#### GIVEN EXERCISE:
Can you print the data exactly and leave out each image?
## begin STORED ROWS
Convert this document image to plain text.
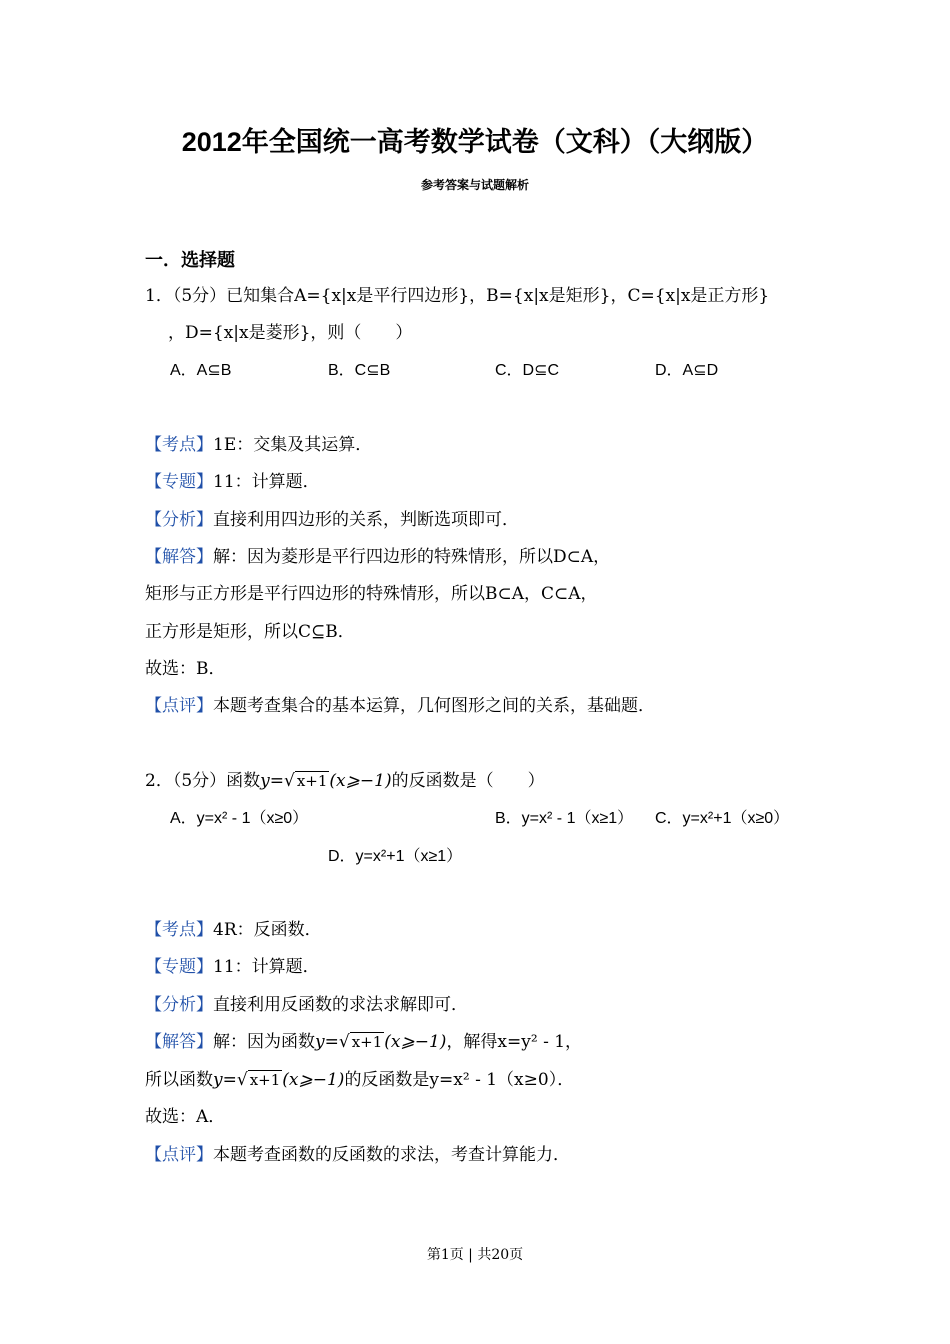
2012年全国统一高考数学试卷（文科）（大纲版）
参考答案与试题解析
一．选择题
1．（5分）已知集合A={x|x是平行四边形}，B={x|x是矩形}，C={x|x是正方形}
，D={x|x是菱形}，则（　　）
A．A⊆B	B．C⊆B	C．D⊆C	D．A⊆D
【考点】1E：交集及其运算．
【专题】11：计算题．
【分析】直接利用四边形的关系，判断选项即可．
【解答】解：因为菱形是平行四边形的特殊情形，所以D⊂A，
矩形与正方形是平行四边形的特殊情形，所以B⊂A，C⊂A，
正方形是矩形，所以C⊆B．
故选：B．
【点评】本题考查集合的基本运算，几何图形之间的关系，基础题．
2．（5分）函数y=√ x+1 (x⩾−1)的反函数是（　　）
A．y=x² - 1（x≥0）	B．y=x² - 1（x≥1） C．y=x²+1（x≥0）
D．y=x²+1（x≥1）
【考点】4R：反函数．
【专题】11：计算题．
【分析】直接利用反函数的求法求解即可．
【解答】解：因为函数y=√ x+1 (x⩾−1)，解得x=y² - 1，
所以函数y=√ x+1 (x⩾−1)的反函数是y=x² - 1（x≥0）．
故选：A．
【点评】本题考查函数的反函数的求法，考查计算能力．
第1页 | 共20页
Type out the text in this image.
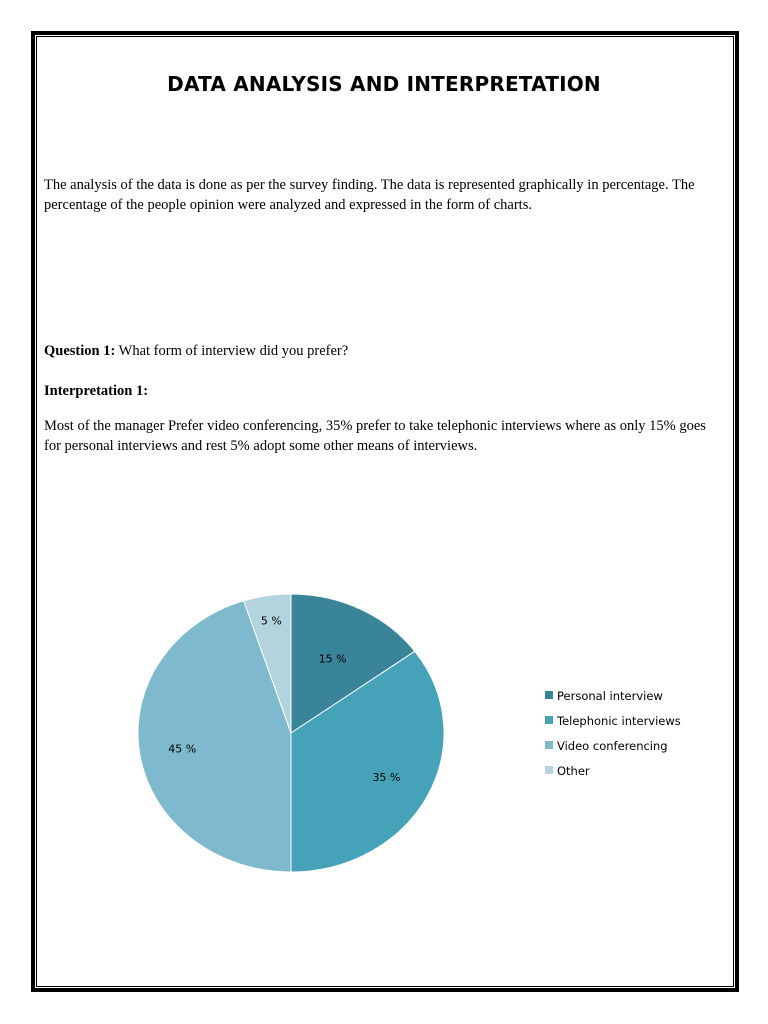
DATA ANALYSIS AND INTERPRETATION
The analysis of the data is done as per the survey finding. The data is represented graphically in percentage. The percentage of the people opinion were analyzed and expressed in the form of charts.
Question 1: What form of interview did you prefer?
Interpretation 1:
Most of the manager Prefer video conferencing, 35% prefer to take telephonic interviews where as only 15% goes for personal interviews and rest 5% adopt some other means of interviews.
15 %
35 %
45 %
5 %
Personal interview
Telephonic interviews
Video conferencing
Other
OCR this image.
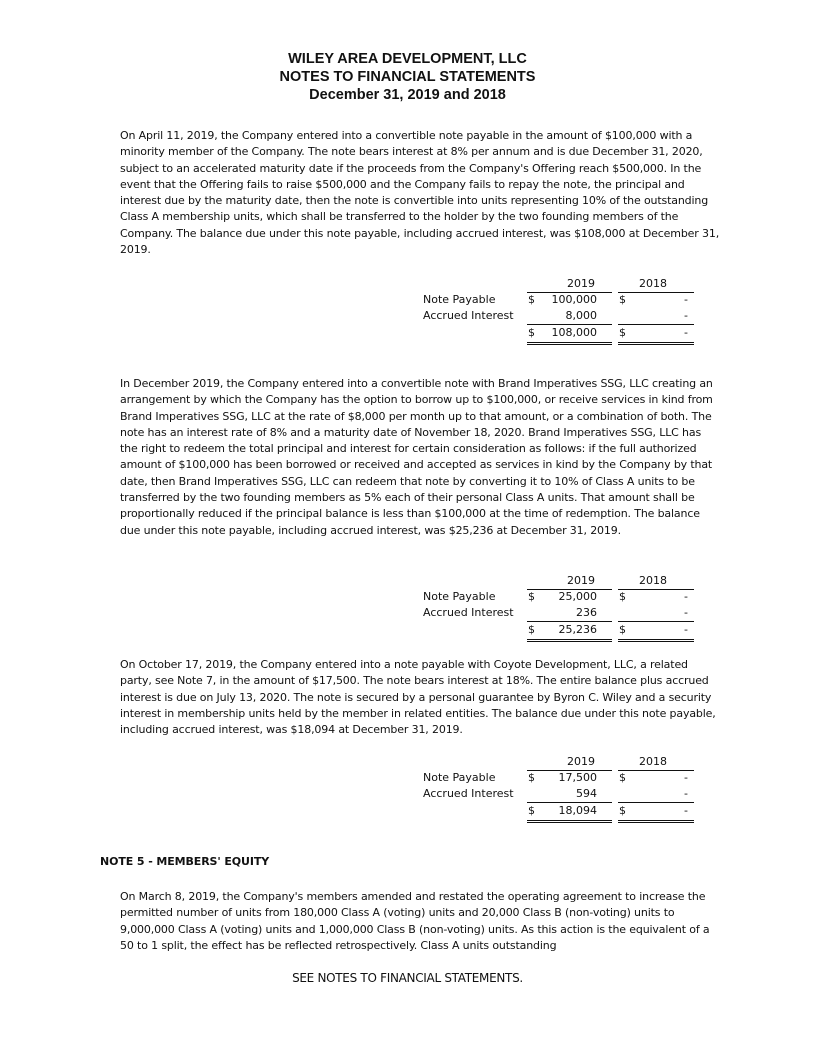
WILEY AREA DEVELOPMENT, LLC
NOTES TO FINANCIAL STATEMENTS
December 31, 2019 and 2018
On April 11, 2019, the Company entered into a convertible note payable in the amount of $100,000 with a minority member of the Company. The note bears interest at 8% per annum and is due December 31, 2020, subject to an accelerated maturity date if the proceeds from the Company's Offering reach $500,000. In the event that the Offering fails to raise $500,000 and the Company fails to repay the note, the principal and interest due by the maturity date, then the note is convertible into units representing 10% of the outstanding Class A membership units, which shall be transferred to the holder by the two founding members of the Company. The balance due under this note payable, including accrued interest, was $108,000 at December 31, 2019.
2019	2018
Note Payable	$ 100,000 $	-
Accrued Interest	8,000	-
$ 108,000 $	-
In December 2019, the Company entered into a convertible note with Brand Imperatives SSG, LLC creating an arrangement by which the Company has the option to borrow up to $100,000, or receive services in kind from Brand Imperatives SSG, LLC at the rate of $8,000 per month up to that amount, or a combination of both. The note has an interest rate of 8% and a maturity date of November 18, 2020. Brand Imperatives SSG, LLC has the right to redeem the total principal and interest for certain consideration as follows: if the full authorized amount of $100,000 has been borrowed or received and accepted as services in kind by the Company by that date, then Brand Imperatives SSG, LLC can redeem that note by converting it to 10% of Class A units to be transferred by the two founding members as 5% each of their personal Class A units. That amount shall be proportionally reduced if the principal balance is less than $100,000 at the time of redemption. The balance due under this note payable, including accrued interest, was $25,236 at December 31, 2019.
2019	2018
Note Payable	$ 25,000 $	-
Accrued Interest	236	-
$ 25,236 $	-
On October 17, 2019, the Company entered into a note payable with Coyote Development, LLC, a related party, see Note 7, in the amount of $17,500. The note bears interest at 18%. The entire balance plus accrued interest is due on July 13, 2020. The note is secured by a personal guarantee by Byron C. Wiley and a security interest in membership units held by the member in related entities. The balance due under this note payable, including accrued interest, was $18,094 at December 31, 2019.
2019	2018
Note Payable	$ 17,500 $	-
Accrued Interest	594	-
$ 18,094 $	-
NOTE 5 - MEMBERS' EQUITY
On March 8, 2019, the Company's members amended and restated the operating agreement to increase the permitted number of units from 180,000 Class A (voting) units and 20,000 Class B (non-voting) units to 9,000,000 Class A (voting) units and 1,000,000 Class B (non-voting) units. As this action is the equivalent of a 50 to 1 split, the effect has be reflected retrospectively. Class A units outstanding
SEE NOTES TO FINANCIAL STATEMENTS.
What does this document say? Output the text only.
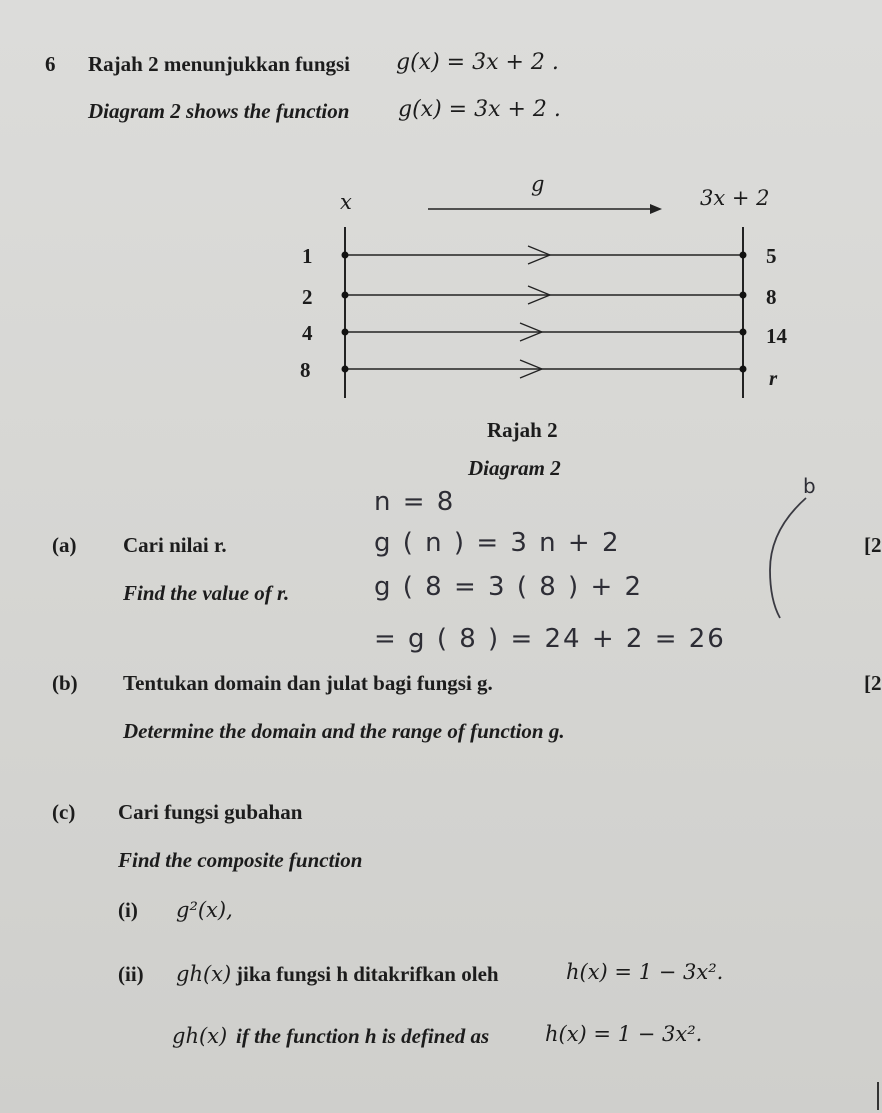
6 Rajah 2 menunjukkan fungsi g(x) = 3x + 2 .
Diagram 2 shows the function g(x) = 3x + 2 .
g
x	3x + 2
1
2
4
8
5
8
14
r
Rajah 2
Diagram 2
(a) Cari nilai r.
Find the value of r.
[2
n = 8
g ( n ) = 3 n + 2
g ( 8 = 3 ( 8 ) + 2
= g ( 8 ) = 24 + 2 = 26
b
(b) Tentukan domain dan julat bagi fungsi g.
Determine the domain and the range of function g.
[2
(c) Cari fungsi gubahan
Find the composite function
(i) g²(x),
(ii) gh(x) jika fungsi h ditakrifkan oleh	h(x) = 1 − 3x².
gh(x) if the function h is defined as	h(x) = 1 − 3x².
## end STORED ROWS
#### FINAL RESULT:
Convert this document image to plain text.
2012年全国统一高考数学试卷（文科）（大纲版）
参考答案与试题解析
一．选择题
1．（5分）已知集合A={x|x是平行四边形}，B={x|x是矩形}，C={x|x是正方形}
，D={x|x是菱形}，则（　　）
A．A⊆B	B．C⊆B	C．D⊆C	D．A⊆D
【考点】1E：交集及其运算．
【专题】11：计算题．
【分析】直接利用四边形的关系，判断选项即可．
【解答】解：因为菱形是平行四边形的特殊情形，所以D⊂A，
矩形与正方形是平行四边形的特殊情形，所以B⊂A，C⊂A，
正方形是矩形，所以C⊆B．
故选：B．
【点评】本题考查集合的基本运算，几何图形之间的关系，基础题．
2．（5分）函数y=√ x+1 (x⩾−1)的反函数是（　　）
A．y=x² - 1（x≥0）	B．y=x² - 1（x≥1） C．y=x²+1（x≥0）
D．y=x²+1（x≥1）
【考点】4R：反函数．
【专题】11：计算题．
【分析】直接利用反函数的求法求解即可．
【解答】解：因为函数y=√ x+1 (x⩾−1)，解得x=y² - 1，
所以函数y=√ x+1 (x⩾−1)的反函数是y=x² - 1（x≥0）．
故选：A．
【点评】本题考查函数的反函数的求法，考查计算能力．
第1页 | 共20页
Type out the text in this image.
DATA ANALYSIS AND INTERPRETATION
The analysis of the data is done as per the survey finding. The data is represented graphically in percentage. The percentage of the people opinion were analyzed and expressed in the form of charts.
Question 1: What form of interview did you prefer?
Interpretation 1:
Most of the manager Prefer video conferencing, 35% prefer to take telephonic interviews where as only 15% goes for personal interviews and rest 5% adopt some other means of interviews.
15 %
35 %
45 %
5 %
Personal interview
Telephonic interviews
Video conferencing
Other
OCR this image.
WILEY AREA DEVELOPMENT, LLC
NOTES TO FINANCIAL STATEMENTS
December 31, 2019 and 2018
On April 11, 2019, the Company entered into a convertible note payable in the amount of $100,000 with a minority member of the Company. The note bears interest at 8% per annum and is due December 31, 2020, subject to an accelerated maturity date if the proceeds from the Company's Offering reach $500,000. In the event that the Offering fails to raise $500,000 and the Company fails to repay the note, the principal and interest due by the maturity date, then the note is convertible into units representing 10% of the outstanding Class A membership units, which shall be transferred to the holder by the two founding members of the Company. The balance due under this note payable, including accrued interest, was $108,000 at December 31, 2019.
2019	2018
Note Payable	$ 100,000 $	-
Accrued Interest	8,000	-
$ 108,000 $	-
In December 2019, the Company entered into a convertible note with Brand Imperatives SSG, LLC creating an arrangement by which the Company has the option to borrow up to $100,000, or receive services in kind from Brand Imperatives SSG, LLC at the rate of $8,000 per month up to that amount, or a combination of both. The note has an interest rate of 8% and a maturity date of November 18, 2020. Brand Imperatives SSG, LLC has the right to redeem the total principal and interest for certain consideration as follows: if the full authorized amount of $100,000 has been borrowed or received and accepted as services in kind by the Company by that date, then Brand Imperatives SSG, LLC can redeem that note by converting it to 10% of Class A units to be transferred by the two founding members as 5% each of their personal Class A units. That amount shall be proportionally reduced if the principal balance is less than $100,000 at the time of redemption. The balance due under this note payable, including accrued interest, was $25,236 at December 31, 2019.
2019	2018
Note Payable	$ 25,000 $	-
Accrued Interest	236	-
$ 25,236 $	-
On October 17, 2019, the Company entered into a note payable with Coyote Development, LLC, a related party, see Note 7, in the amount of $17,500. The note bears interest at 18%. The entire balance plus accrued interest is due on July 13, 2020. The note is secured by a personal guarantee by Byron C. Wiley and a security interest in membership units held by the member in related entities. The balance due under this note payable, including accrued interest, was $18,094 at December 31, 2019.
2019	2018
Note Payable	$ 17,500 $	-
Accrued Interest	594	-
$ 18,094 $	-
NOTE 5 - MEMBERS' EQUITY
On March 8, 2019, the Company's members amended and restated the operating agreement to increase the permitted number of units from 180,000 Class A (voting) units and 20,000 Class B (non-voting) units to 9,000,000 Class A (voting) units and 1,000,000 Class B (non-voting) units. As this action is the equivalent of a 50 to 1 split, the effect has be reflected retrospectively. Class A units outstanding
SEE NOTES TO FINANCIAL STATEMENTS.
What does this document say? Output the text only.
6 Rajah 2 menunjukkan fungsi g(x) = 3x + 2 .
Diagram 2 shows the function g(x) = 3x + 2 .
g
x	3x + 2
1
2
4
8
5
8
14
r
Rajah 2
Diagram 2
(a) Cari nilai r.
Find the value of r.
[2
n = 8
g ( n ) = 3 n + 2
g ( 8 = 3 ( 8 ) + 2
= g ( 8 ) = 24 + 2 = 26
b
(b) Tentukan domain dan julat bagi fungsi g.
Determine the domain and the range of function g.
[2
(c) Cari fungsi gubahan
Find the composite function
(i) g²(x),
(ii) gh(x) jika fungsi h ditakrifkan oleh	h(x) = 1 − 3x².
gh(x) if the function h is defined as	h(x) = 1 − 3x².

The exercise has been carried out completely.